_Work to do_: Lines holding the string "gansu" are the ones to copy; find them all in the data.

_Entries supplied_:
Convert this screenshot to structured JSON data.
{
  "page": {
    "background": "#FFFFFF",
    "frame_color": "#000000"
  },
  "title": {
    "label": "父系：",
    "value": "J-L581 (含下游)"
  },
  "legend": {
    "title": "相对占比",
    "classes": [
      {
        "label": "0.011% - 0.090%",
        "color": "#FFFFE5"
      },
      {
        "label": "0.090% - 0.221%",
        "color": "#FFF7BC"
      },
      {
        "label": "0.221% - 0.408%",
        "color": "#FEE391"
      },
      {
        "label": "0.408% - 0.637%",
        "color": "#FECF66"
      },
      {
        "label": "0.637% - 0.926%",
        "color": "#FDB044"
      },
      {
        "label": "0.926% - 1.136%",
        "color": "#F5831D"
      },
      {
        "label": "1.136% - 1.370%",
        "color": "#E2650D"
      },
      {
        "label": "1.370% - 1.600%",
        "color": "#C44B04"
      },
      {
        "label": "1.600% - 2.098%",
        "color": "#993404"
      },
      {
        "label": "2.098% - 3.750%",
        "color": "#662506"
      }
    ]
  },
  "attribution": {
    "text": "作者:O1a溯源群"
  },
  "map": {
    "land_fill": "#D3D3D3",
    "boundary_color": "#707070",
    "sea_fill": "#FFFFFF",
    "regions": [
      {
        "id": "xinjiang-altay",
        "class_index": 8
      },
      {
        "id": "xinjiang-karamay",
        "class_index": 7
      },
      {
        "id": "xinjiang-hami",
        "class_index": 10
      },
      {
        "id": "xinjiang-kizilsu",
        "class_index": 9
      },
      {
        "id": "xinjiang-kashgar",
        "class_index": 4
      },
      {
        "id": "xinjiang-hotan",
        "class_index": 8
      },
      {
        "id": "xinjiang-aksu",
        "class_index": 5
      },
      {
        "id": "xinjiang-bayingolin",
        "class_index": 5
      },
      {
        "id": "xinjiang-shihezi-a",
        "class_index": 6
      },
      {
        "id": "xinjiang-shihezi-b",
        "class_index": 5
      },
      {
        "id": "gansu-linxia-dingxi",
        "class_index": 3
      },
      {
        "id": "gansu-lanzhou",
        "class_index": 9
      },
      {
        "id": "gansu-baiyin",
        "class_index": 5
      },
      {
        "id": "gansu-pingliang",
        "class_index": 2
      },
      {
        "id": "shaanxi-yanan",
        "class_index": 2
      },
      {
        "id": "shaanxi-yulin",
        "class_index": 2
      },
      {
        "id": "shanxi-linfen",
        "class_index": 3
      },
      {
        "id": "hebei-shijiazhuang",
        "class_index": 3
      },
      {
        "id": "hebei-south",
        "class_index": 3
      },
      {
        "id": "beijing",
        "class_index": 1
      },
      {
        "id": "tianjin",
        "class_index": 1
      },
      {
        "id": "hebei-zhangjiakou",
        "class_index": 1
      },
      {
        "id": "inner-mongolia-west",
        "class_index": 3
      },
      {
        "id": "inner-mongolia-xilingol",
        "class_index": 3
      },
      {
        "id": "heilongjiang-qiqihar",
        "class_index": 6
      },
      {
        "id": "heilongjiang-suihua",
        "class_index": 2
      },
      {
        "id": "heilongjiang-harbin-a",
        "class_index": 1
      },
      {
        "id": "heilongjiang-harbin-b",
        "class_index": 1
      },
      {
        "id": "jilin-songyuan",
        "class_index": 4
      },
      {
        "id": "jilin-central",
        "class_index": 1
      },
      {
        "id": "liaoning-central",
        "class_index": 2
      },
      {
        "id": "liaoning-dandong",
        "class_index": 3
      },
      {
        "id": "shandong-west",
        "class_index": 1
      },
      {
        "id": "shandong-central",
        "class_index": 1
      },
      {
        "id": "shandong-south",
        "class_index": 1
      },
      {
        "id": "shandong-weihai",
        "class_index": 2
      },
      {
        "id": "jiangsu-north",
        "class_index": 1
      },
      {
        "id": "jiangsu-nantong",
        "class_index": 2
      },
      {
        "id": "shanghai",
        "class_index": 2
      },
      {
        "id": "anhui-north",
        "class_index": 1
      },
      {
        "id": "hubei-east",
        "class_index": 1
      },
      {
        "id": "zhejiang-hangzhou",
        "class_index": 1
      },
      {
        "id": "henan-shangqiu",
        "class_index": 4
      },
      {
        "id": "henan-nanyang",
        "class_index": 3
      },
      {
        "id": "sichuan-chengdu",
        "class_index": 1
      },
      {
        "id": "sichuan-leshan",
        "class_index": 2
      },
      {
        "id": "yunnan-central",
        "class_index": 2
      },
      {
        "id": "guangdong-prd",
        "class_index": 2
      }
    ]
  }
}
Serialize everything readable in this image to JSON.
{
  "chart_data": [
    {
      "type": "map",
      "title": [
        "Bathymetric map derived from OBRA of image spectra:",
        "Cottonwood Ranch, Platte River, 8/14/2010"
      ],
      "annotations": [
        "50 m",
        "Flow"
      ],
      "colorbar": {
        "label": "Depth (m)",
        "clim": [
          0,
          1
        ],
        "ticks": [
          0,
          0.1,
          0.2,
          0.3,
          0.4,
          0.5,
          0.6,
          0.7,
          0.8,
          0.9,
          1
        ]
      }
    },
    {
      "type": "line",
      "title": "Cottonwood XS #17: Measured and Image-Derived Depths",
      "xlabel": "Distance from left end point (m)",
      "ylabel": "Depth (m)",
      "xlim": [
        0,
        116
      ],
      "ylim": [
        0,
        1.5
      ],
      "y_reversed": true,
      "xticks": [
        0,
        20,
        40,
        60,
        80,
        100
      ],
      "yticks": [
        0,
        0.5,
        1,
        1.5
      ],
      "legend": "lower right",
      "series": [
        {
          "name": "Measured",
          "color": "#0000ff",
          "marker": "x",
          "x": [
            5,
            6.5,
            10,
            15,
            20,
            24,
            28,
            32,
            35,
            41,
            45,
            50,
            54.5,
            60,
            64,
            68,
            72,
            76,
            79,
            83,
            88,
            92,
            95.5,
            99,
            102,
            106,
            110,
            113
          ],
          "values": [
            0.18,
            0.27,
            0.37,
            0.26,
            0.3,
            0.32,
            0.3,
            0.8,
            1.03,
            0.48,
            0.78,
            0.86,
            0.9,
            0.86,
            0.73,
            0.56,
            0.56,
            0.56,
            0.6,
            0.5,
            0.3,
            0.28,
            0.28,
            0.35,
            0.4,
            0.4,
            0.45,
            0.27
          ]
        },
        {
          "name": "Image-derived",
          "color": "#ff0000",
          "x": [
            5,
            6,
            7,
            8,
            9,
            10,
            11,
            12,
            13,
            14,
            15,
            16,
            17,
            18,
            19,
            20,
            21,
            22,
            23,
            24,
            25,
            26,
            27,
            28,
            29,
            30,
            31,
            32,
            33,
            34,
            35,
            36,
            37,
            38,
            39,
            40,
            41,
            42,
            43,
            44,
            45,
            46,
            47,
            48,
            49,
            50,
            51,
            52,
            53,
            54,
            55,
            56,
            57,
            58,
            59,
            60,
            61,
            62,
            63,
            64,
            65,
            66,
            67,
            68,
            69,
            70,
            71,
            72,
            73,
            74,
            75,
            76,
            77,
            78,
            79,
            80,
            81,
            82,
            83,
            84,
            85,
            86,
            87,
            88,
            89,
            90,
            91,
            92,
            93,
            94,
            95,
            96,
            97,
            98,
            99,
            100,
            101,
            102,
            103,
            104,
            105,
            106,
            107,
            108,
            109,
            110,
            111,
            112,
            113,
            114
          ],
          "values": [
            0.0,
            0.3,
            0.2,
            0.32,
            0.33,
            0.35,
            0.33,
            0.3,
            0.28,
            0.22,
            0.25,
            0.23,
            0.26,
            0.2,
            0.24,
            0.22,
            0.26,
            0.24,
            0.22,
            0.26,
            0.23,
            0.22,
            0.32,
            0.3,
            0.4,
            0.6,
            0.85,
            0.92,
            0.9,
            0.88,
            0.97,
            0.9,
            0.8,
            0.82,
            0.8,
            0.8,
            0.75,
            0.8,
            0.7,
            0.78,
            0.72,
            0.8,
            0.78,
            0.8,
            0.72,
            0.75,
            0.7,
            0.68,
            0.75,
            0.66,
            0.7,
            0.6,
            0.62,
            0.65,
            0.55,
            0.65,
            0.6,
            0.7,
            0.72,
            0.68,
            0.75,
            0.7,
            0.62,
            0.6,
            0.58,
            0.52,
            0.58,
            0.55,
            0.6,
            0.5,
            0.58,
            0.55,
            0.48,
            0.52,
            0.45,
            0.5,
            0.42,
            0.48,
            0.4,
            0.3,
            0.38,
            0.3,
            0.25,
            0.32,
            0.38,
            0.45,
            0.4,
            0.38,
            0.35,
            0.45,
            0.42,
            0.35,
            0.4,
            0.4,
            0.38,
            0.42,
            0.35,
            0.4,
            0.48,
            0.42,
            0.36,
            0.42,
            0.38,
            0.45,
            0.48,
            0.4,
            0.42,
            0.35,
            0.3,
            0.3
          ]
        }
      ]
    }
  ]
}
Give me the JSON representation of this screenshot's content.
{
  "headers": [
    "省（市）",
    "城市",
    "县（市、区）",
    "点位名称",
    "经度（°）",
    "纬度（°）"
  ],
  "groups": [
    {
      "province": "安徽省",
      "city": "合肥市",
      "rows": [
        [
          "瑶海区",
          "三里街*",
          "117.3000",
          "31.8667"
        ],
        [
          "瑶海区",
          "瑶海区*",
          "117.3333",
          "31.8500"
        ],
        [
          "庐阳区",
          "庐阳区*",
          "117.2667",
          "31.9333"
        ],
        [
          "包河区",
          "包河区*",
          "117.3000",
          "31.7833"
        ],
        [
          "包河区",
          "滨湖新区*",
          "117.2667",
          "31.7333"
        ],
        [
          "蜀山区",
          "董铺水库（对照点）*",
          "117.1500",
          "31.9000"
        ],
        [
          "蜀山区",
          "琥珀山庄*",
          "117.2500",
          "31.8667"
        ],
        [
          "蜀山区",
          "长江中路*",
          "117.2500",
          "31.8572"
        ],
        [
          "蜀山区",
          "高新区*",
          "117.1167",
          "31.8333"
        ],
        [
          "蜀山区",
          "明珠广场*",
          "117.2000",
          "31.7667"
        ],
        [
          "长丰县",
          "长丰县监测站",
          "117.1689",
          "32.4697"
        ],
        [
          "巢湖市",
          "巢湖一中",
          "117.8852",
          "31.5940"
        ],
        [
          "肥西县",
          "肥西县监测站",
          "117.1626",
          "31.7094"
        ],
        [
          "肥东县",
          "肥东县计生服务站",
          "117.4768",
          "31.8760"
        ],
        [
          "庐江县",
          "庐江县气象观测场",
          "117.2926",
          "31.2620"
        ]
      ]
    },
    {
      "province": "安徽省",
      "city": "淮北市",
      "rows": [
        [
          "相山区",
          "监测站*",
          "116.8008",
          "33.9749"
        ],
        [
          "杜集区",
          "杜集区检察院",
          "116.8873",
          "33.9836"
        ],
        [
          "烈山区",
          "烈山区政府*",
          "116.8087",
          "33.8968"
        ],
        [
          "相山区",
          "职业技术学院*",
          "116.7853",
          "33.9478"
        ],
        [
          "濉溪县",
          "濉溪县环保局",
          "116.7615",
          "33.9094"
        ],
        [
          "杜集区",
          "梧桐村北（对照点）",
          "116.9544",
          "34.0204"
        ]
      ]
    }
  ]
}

_Answer to the exercise_:
        "id": "gansu-linxia-dingxi",
        "id": "gansu-lanzhou",
        "id": "gansu-baiyin",
        "id": "gansu-pingliang",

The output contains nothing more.